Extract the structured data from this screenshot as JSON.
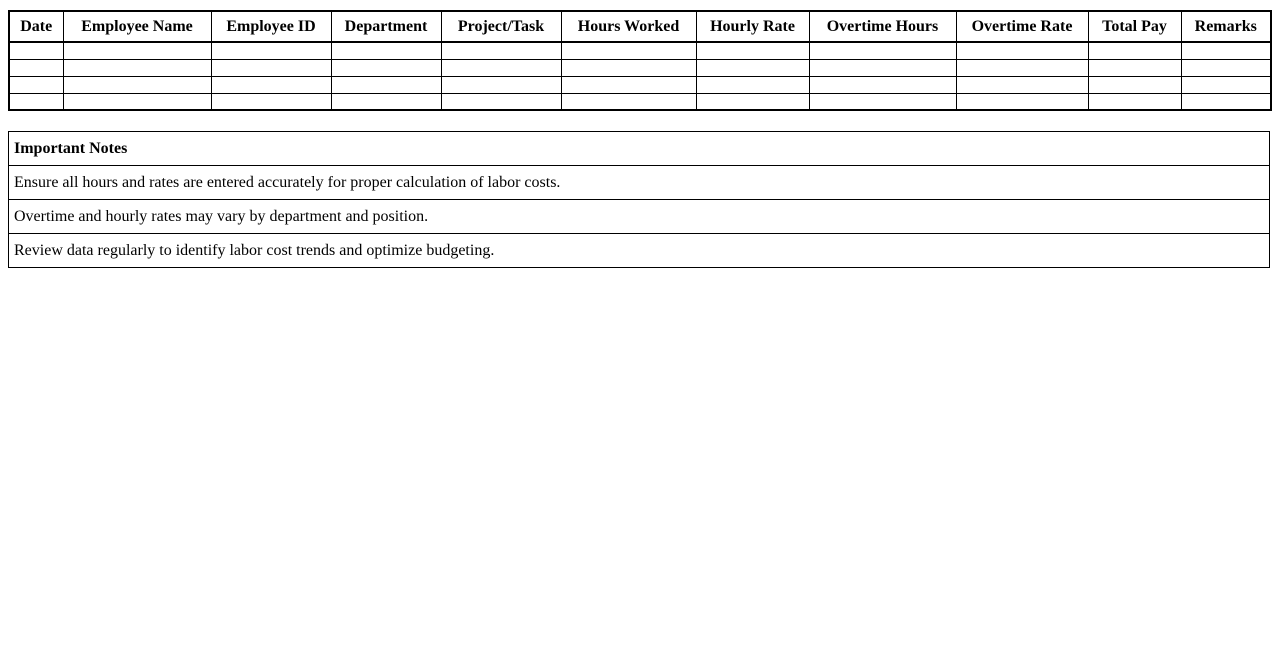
{
  "page": {
    "background_color": "#ffffff",
    "border_color": "#000000",
    "text_color": "#000000"
  },
  "timesheet_table": {
    "headers": [
      "Date",
      "Employee Name",
      "Employee ID",
      "Department",
      "Project/Task",
      "Hours Worked",
      "Hourly Rate",
      "Overtime Hours",
      "Overtime Rate",
      "Total Pay",
      "Remarks"
    ],
    "empty_row_count": 4,
    "empty_cell_value": ""
  },
  "notes": {
    "title": "Important Notes",
    "items": [
      "Ensure all hours and rates are entered accurately for proper calculation of labor costs.",
      "Overtime and hourly rates may vary by department and position.",
      "Review data regularly to identify labor cost trends and optimize budgeting."
    ]
  }
}
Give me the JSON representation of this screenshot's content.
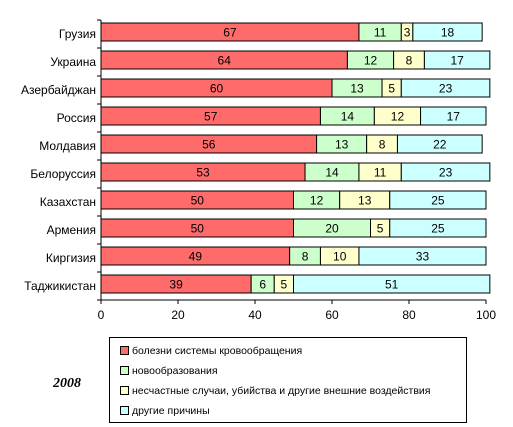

# # # # # # #

Required task » Without the pictures, write out every entry precisely as it appears.

Task output »
Extract the structured data from this screenshot as JSON.
{
  "page": {
    "background_color": "#ffffff",
    "border_color": "#000000",
    "text_color": "#000000"
  },
  "timesheet_table": {
    "headers": [
      "Date",
      "Employee Name",
      "Employee ID",
      "Department",
      "Project/Task",
      "Hours Worked",
      "Hourly Rate",
      "Overtime Hours",
      "Overtime Rate",
      "Total Pay",
      "Remarks"
    ],
    "empty_row_count": 4,
    "empty_cell_value": ""
  },
  "notes": {
    "title": "Important Notes",
    "items": [
      "Ensure all hours and rates are entered accurately for proper calculation of labor costs.",
      "Overtime and hourly rates may vary by department and position.",
      "Review data regularly to identify labor cost trends and optimize budgeting."
    ]
  }
}
Give me the JSON representation of this screenshot's content.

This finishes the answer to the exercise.